Collected data entries:
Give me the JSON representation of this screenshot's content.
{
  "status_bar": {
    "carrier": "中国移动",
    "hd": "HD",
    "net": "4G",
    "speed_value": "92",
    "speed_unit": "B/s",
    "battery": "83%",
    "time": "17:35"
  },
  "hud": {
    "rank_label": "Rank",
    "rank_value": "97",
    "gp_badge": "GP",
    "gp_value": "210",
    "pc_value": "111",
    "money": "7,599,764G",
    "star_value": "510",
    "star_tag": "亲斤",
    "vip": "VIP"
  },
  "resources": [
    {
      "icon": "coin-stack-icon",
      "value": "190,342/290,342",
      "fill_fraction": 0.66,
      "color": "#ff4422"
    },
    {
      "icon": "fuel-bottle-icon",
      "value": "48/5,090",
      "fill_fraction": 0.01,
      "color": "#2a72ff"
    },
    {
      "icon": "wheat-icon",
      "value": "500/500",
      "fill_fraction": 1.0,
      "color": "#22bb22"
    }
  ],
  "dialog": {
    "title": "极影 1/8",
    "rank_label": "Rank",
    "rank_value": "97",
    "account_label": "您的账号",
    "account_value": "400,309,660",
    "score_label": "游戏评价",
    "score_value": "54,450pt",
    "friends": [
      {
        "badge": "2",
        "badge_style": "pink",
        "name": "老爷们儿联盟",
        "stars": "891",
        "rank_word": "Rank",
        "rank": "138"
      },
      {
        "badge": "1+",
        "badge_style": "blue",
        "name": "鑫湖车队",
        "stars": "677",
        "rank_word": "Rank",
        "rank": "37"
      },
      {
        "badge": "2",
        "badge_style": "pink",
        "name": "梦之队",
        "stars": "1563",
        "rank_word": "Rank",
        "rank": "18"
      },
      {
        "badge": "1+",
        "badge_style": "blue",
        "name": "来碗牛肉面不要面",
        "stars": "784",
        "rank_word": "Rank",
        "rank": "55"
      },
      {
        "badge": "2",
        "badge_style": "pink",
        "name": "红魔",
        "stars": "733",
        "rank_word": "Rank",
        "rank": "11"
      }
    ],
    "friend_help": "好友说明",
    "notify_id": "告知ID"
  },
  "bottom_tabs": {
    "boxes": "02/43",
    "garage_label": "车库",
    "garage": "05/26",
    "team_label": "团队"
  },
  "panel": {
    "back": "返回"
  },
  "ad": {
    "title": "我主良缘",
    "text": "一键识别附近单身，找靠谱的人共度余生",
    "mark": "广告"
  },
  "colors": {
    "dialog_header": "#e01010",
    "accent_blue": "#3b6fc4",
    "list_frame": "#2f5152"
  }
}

SET TASK:
Output the records above in their entirety, exactly.

FINISHED TASK:
Give me the JSON representation of this screenshot's content.
{
  "status_bar": {
    "carrier": "中国移动",
    "hd": "HD",
    "net": "4G",
    "speed_value": "92",
    "speed_unit": "B/s",
    "battery": "83%",
    "time": "17:35"
  },
  "hud": {
    "rank_label": "Rank",
    "rank_value": "97",
    "gp_badge": "GP",
    "gp_value": "210",
    "pc_value": "111",
    "money": "7,599,764G",
    "star_value": "510",
    "star_tag": "亲斤",
    "vip": "VIP"
  },
  "resources": [
    {
      "icon": "coin-stack-icon",
      "value": "190,342/290,342",
      "fill_fraction": 0.66,
      "color": "#ff4422"
    },
    {
      "icon": "fuel-bottle-icon",
      "value": "48/5,090",
      "fill_fraction": 0.01,
      "color": "#2a72ff"
    },
    {
      "icon": "wheat-icon",
      "value": "500/500",
      "fill_fraction": 1.0,
      "color": "#22bb22"
    }
  ],
  "dialog": {
    "title": "极影 1/8",
    "rank_label": "Rank",
    "rank_value": "97",
    "account_label": "您的账号",
    "account_value": "400,309,660",
    "score_label": "游戏评价",
    "score_value": "54,450pt",
    "friends": [
      {
        "badge": "2",
        "badge_style": "pink",
        "name": "老爷们儿联盟",
        "stars": "891",
        "rank_word": "Rank",
        "rank": "138"
      },
      {
        "badge": "1+",
        "badge_style": "blue",
        "name": "鑫湖车队",
        "stars": "677",
        "rank_word": "Rank",
        "rank": "37"
      },
      {
        "badge": "2",
        "badge_style": "pink",
        "name": "梦之队",
        "stars": "1563",
        "rank_word": "Rank",
        "rank": "18"
      },
      {
        "badge": "1+",
        "badge_style": "blue",
        "name": "来碗牛肉面不要面",
        "stars": "784",
        "rank_word": "Rank",
        "rank": "55"
      },
      {
        "badge": "2",
        "badge_style": "pink",
        "name": "红魔",
        "stars": "733",
        "rank_word": "Rank",
        "rank": "11"
      }
    ],
    "friend_help": "好友说明",
    "notify_id": "告知ID"
  },
  "bottom_tabs": {
    "boxes": "02/43",
    "garage_label": "车库",
    "garage": "05/26",
    "team_label": "团队"
  },
  "panel": {
    "back": "返回"
  },
  "ad": {
    "title": "我主良缘",
    "text": "一键识别附近单身，找靠谱的人共度余生",
    "mark": "广告"
  },
  "colors": {
    "dialog_header": "#e01010",
    "accent_blue": "#3b6fc4",
    "list_frame": "#2f5152"
  }
}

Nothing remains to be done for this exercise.